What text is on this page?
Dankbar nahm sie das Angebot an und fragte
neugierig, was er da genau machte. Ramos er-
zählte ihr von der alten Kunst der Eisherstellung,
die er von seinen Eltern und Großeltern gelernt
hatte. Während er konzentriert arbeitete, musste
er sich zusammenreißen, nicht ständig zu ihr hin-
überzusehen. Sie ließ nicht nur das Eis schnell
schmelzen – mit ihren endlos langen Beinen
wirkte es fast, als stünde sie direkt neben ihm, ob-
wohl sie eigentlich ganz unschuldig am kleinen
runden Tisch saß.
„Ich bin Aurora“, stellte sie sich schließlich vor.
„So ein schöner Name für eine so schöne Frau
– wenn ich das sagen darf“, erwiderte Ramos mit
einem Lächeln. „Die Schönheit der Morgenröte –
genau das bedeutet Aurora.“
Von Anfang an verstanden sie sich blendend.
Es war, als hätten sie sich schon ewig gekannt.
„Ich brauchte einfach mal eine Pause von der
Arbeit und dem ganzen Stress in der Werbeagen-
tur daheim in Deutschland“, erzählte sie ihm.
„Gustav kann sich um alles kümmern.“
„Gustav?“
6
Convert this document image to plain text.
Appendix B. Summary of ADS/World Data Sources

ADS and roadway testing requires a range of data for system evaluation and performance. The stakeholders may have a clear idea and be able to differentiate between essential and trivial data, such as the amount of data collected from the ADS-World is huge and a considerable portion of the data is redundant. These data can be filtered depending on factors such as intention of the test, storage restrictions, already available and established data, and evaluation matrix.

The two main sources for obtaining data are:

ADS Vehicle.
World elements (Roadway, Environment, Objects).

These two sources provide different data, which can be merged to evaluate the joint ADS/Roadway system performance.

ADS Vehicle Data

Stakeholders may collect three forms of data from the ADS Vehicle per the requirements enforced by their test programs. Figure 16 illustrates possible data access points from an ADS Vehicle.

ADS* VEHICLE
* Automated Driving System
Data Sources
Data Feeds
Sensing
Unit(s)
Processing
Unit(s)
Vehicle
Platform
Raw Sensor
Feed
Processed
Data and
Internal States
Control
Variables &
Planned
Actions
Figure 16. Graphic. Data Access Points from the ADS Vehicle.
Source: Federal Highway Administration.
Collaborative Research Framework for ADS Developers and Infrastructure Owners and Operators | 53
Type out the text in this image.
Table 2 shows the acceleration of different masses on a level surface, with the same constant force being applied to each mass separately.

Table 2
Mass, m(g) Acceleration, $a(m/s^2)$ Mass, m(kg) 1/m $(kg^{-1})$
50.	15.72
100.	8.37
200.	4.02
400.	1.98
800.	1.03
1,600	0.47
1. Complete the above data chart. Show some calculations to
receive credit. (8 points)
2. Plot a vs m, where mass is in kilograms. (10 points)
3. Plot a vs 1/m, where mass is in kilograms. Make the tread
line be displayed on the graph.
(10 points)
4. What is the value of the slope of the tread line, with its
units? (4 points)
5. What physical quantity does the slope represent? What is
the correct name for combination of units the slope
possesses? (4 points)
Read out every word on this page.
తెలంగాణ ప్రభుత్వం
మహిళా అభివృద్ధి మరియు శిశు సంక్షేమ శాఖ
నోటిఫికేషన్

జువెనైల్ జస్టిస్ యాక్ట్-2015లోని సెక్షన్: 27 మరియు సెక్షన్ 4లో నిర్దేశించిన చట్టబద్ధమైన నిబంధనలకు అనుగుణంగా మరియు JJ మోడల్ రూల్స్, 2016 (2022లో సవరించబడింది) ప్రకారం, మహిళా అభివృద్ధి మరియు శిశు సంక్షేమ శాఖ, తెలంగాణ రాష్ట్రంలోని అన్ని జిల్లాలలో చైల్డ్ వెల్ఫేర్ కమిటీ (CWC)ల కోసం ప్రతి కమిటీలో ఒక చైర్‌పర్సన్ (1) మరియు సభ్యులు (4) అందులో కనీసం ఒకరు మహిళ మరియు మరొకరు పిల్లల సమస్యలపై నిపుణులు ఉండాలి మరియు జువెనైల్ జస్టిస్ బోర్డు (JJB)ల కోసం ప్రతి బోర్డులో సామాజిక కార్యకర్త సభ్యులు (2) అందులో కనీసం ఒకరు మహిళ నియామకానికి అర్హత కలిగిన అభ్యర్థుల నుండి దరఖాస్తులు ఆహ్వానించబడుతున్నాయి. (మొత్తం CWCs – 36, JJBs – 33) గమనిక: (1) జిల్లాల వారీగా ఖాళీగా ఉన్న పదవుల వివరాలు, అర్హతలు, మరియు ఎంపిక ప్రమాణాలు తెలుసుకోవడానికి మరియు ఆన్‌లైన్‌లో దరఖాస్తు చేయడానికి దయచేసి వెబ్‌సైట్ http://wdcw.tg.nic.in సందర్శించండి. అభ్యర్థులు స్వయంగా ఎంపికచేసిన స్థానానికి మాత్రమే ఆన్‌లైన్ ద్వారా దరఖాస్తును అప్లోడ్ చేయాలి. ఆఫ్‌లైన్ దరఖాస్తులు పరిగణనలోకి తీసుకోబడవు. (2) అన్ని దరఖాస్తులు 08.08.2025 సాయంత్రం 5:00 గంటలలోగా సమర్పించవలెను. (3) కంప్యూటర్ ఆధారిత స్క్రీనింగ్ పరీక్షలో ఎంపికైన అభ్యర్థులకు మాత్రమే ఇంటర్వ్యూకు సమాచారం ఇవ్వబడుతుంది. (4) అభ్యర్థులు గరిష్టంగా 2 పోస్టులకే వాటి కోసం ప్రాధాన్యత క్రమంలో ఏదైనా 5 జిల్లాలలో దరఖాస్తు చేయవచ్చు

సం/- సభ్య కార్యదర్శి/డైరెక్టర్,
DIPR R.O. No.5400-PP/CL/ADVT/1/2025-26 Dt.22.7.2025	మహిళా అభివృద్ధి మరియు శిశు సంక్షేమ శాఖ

──────────

_Exercise requirements:_
Repeat the material above in full, quoting it exactly.

_Answer to this problem:_
What text is on this page?
Dankbar nahm sie das Angebot an und fragte
neugierig, was er da genau machte. Ramos er-
zählte ihr von der alten Kunst der Eisherstellung,
die er von seinen Eltern und Großeltern gelernt
hatte. Während er konzentriert arbeitete, musste
er sich zusammenreißen, nicht ständig zu ihr hin-
überzusehen. Sie ließ nicht nur das Eis schnell
schmelzen – mit ihren endlos langen Beinen
wirkte es fast, als stünde sie direkt neben ihm, ob-
wohl sie eigentlich ganz unschuldig am kleinen
runden Tisch saß.
„Ich bin Aurora“, stellte sie sich schließlich vor.
„So ein schöner Name für eine so schöne Frau
– wenn ich das sagen darf“, erwiderte Ramos mit
einem Lächeln. „Die Schönheit der Morgenröte –
genau das bedeutet Aurora.“
Von Anfang an verstanden sie sich blendend.
Es war, als hätten sie sich schon ewig gekannt.
„Ich brauchte einfach mal eine Pause von der
Arbeit und dem ganzen Stress in der Werbeagen-
tur daheim in Deutschland“, erzählte sie ihm.
„Gustav kann sich um alles kümmern.“
„Gustav?“
6
Convert this document image to plain text.
Appendix B. Summary of ADS/World Data Sources

ADS and roadway testing requires a range of data for system evaluation and performance. The stakeholders may have a clear idea and be able to differentiate between essential and trivial data, such as the amount of data collected from the ADS-World is huge and a considerable portion of the data is redundant. These data can be filtered depending on factors such as intention of the test, storage restrictions, already available and established data, and evaluation matrix.

The two main sources for obtaining data are:

ADS Vehicle.
World elements (Roadway, Environment, Objects).

These two sources provide different data, which can be merged to evaluate the joint ADS/Roadway system performance.

ADS Vehicle Data

Stakeholders may collect three forms of data from the ADS Vehicle per the requirements enforced by their test programs. Figure 16 illustrates possible data access points from an ADS Vehicle.

ADS* VEHICLE
* Automated Driving System
Data Sources
Data Feeds
Sensing
Unit(s)
Processing
Unit(s)
Vehicle
Platform
Raw Sensor
Feed
Processed
Data and
Internal States
Control
Variables &
Planned
Actions
Figure 16. Graphic. Data Access Points from the ADS Vehicle.
Source: Federal Highway Administration.
Collaborative Research Framework for ADS Developers and Infrastructure Owners and Operators | 53
Type out the text in this image.
Table 2 shows the acceleration of different masses on a level surface, with the same constant force being applied to each mass separately.

Table 2
Mass, m(g) Acceleration, $a(m/s^2)$ Mass, m(kg) 1/m $(kg^{-1})$
50.	15.72
100.	8.37
200.	4.02
400.	1.98
800.	1.03
1,600	0.47
1. Complete the above data chart. Show some calculations to
receive credit. (8 points)
2. Plot a vs m, where mass is in kilograms. (10 points)
3. Plot a vs 1/m, where mass is in kilograms. Make the tread
line be displayed on the graph.
(10 points)
4. What is the value of the slope of the tread line, with its
units? (4 points)
5. What physical quantity does the slope represent? What is
the correct name for combination of units the slope
possesses? (4 points)
Read out every word on this page.
తెలంగాణ ప్రభుత్వం
మహిళా అభివృద్ధి మరియు శిశు సంక్షేమ శాఖ
నోటిఫికేషన్

జువెనైల్ జస్టిస్ యాక్ట్-2015లోని సెక్షన్: 27 మరియు సెక్షన్ 4లో నిర్దేశించిన చట్టబద్ధమైన నిబంధనలకు అనుగుణంగా మరియు JJ మోడల్ రూల్స్, 2016 (2022లో సవరించబడింది) ప్రకారం, మహిళా అభివృద్ధి మరియు శిశు సంక్షేమ శాఖ, తెలంగాణ రాష్ట్రంలోని అన్ని జిల్లాలలో చైల్డ్ వెల్ఫేర్ కమిటీ (CWC)ల కోసం ప్రతి కమిటీలో ఒక చైర్‌పర్సన్ (1) మరియు సభ్యులు (4) అందులో కనీసం ఒకరు మహిళ మరియు మరొకరు పిల్లల సమస్యలపై నిపుణులు ఉండాలి మరియు జువెనైల్ జస్టిస్ బోర్డు (JJB)ల కోసం ప్రతి బోర్డులో సామాజిక కార్యకర్త సభ్యులు (2) అందులో కనీసం ఒకరు మహిళ నియామకానికి అర్హత కలిగిన అభ్యర్థుల నుండి దరఖాస్తులు ఆహ్వానించబడుతున్నాయి. (మొత్తం CWCs – 36, JJBs – 33) గమనిక: (1) జిల్లాల వారీగా ఖాళీగా ఉన్న పదవుల వివరాలు, అర్హతలు, మరియు ఎంపిక ప్రమాణాలు తెలుసుకోవడానికి మరియు ఆన్‌లైన్‌లో దరఖాస్తు చేయడానికి దయచేసి వెబ్‌సైట్ http://wdcw.tg.nic.in సందర్శించండి. అభ్యర్థులు స్వయంగా ఎంపికచేసిన స్థానానికి మాత్రమే ఆన్‌లైన్ ద్వారా దరఖాస్తును అప్లోడ్ చేయాలి. ఆఫ్‌లైన్ దరఖాస్తులు పరిగణనలోకి తీసుకోబడవు. (2) అన్ని దరఖాస్తులు 08.08.2025 సాయంత్రం 5:00 గంటలలోగా సమర్పించవలెను. (3) కంప్యూటర్ ఆధారిత స్క్రీనింగ్ పరీక్షలో ఎంపికైన అభ్యర్థులకు మాత్రమే ఇంటర్వ్యూకు సమాచారం ఇవ్వబడుతుంది. (4) అభ్యర్థులు గరిష్టంగా 2 పోస్టులకే వాటి కోసం ప్రాధాన్యత క్రమంలో ఏదైనా 5 జిల్లాలలో దరఖాస్తు చేయవచ్చు

సం/- సభ్య కార్యదర్శి/డైరెక్టర్,
DIPR R.O. No.5400-PP/CL/ADVT/1/2025-26 Dt.22.7.2025	మహిళా అభివృద్ధి మరియు శిశు సంక్షేమ శాఖ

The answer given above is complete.